-- Start Records for the exercise --

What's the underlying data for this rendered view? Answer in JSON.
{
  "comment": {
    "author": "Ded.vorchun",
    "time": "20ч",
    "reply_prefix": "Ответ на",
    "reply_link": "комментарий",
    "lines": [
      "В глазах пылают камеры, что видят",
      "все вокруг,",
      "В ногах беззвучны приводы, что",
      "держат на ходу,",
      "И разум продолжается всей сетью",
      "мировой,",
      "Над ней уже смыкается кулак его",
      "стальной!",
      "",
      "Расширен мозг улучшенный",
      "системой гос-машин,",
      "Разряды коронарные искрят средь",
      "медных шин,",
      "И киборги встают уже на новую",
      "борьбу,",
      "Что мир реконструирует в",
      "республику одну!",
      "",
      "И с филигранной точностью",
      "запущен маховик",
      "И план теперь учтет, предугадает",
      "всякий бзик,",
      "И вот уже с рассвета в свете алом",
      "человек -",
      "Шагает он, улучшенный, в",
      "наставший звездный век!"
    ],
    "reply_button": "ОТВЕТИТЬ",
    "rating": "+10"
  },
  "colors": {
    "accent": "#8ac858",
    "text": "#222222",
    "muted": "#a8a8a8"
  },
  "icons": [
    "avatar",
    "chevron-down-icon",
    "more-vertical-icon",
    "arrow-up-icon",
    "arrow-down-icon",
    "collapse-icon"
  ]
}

-- End Records for the exercise --

What to produce: Extract the full listing above without altering anything.

Result:
What's the underlying data for this rendered view? Answer in JSON.
{
  "comment": {
    "author": "Ded.vorchun",
    "time": "20ч",
    "reply_prefix": "Ответ на",
    "reply_link": "комментарий",
    "lines": [
      "В глазах пылают камеры, что видят",
      "все вокруг,",
      "В ногах беззвучны приводы, что",
      "держат на ходу,",
      "И разум продолжается всей сетью",
      "мировой,",
      "Над ней уже смыкается кулак его",
      "стальной!",
      "",
      "Расширен мозг улучшенный",
      "системой гос-машин,",
      "Разряды коронарные искрят средь",
      "медных шин,",
      "И киборги встают уже на новую",
      "борьбу,",
      "Что мир реконструирует в",
      "республику одну!",
      "",
      "И с филигранной точностью",
      "запущен маховик",
      "И план теперь учтет, предугадает",
      "всякий бзик,",
      "И вот уже с рассвета в свете алом",
      "человек -",
      "Шагает он, улучшенный, в",
      "наставший звездный век!"
    ],
    "reply_button": "ОТВЕТИТЬ",
    "rating": "+10"
  },
  "colors": {
    "accent": "#8ac858",
    "text": "#222222",
    "muted": "#a8a8a8"
  },
  "icons": [
    "avatar",
    "chevron-down-icon",
    "more-vertical-icon",
    "arrow-up-icon",
    "arrow-down-icon",
    "collapse-icon"
  ]
}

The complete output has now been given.